▶ **Task to complete**
Filter the records below down to lines containing "согласно".

(Data entries)

____

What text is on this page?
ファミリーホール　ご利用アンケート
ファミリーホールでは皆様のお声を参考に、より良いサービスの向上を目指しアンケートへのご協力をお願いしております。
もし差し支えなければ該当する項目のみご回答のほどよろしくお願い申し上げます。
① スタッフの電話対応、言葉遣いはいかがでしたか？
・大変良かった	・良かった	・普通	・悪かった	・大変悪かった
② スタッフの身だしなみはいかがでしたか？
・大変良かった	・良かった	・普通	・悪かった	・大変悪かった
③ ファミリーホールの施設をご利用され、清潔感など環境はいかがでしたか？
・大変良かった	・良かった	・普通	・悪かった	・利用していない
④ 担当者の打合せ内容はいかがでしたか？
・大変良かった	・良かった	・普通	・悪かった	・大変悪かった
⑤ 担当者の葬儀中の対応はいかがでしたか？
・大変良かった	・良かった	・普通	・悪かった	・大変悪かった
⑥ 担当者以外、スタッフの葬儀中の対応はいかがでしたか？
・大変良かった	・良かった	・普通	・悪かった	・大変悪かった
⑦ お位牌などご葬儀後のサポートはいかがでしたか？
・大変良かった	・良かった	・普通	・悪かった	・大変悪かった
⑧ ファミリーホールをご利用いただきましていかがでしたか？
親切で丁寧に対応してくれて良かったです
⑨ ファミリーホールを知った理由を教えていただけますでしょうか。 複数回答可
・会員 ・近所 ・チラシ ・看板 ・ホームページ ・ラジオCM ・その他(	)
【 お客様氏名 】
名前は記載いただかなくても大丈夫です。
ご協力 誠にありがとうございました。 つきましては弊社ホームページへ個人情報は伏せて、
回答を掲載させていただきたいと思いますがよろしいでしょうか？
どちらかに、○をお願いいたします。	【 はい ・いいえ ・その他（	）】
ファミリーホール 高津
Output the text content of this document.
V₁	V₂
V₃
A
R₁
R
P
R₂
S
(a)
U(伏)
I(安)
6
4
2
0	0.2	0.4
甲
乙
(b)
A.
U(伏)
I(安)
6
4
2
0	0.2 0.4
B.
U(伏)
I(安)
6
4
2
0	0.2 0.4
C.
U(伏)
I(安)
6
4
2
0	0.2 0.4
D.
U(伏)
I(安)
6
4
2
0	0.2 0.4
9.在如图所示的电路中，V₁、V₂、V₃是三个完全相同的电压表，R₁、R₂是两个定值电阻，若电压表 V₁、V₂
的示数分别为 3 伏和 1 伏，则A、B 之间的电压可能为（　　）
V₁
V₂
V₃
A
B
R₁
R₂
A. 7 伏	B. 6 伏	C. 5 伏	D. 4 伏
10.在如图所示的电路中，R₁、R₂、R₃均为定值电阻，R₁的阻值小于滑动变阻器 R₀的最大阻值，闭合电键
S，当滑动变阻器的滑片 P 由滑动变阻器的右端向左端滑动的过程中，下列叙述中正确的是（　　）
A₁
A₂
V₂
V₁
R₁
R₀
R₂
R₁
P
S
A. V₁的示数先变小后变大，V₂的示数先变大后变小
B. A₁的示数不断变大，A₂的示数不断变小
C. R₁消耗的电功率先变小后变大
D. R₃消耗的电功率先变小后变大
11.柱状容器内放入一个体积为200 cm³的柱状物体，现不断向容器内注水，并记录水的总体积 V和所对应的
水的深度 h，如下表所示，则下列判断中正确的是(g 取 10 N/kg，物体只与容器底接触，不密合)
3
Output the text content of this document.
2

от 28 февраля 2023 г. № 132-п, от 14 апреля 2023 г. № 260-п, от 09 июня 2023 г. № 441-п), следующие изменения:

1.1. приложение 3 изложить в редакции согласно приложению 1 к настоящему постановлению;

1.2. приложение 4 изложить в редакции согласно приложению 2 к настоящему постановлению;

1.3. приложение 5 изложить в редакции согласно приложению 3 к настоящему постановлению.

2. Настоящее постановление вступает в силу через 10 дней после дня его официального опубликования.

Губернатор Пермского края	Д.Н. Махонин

____

▶ **Expected answer**
1.1. приложение 3 изложить в редакции согласно приложению 1 к настоящему постановлению;
1.2. приложение 4 изложить в редакции согласно приложению 2 к настоящему постановлению;
1.3. приложение 5 изложить в редакции согласно приложению 3 к настоящему постановлению.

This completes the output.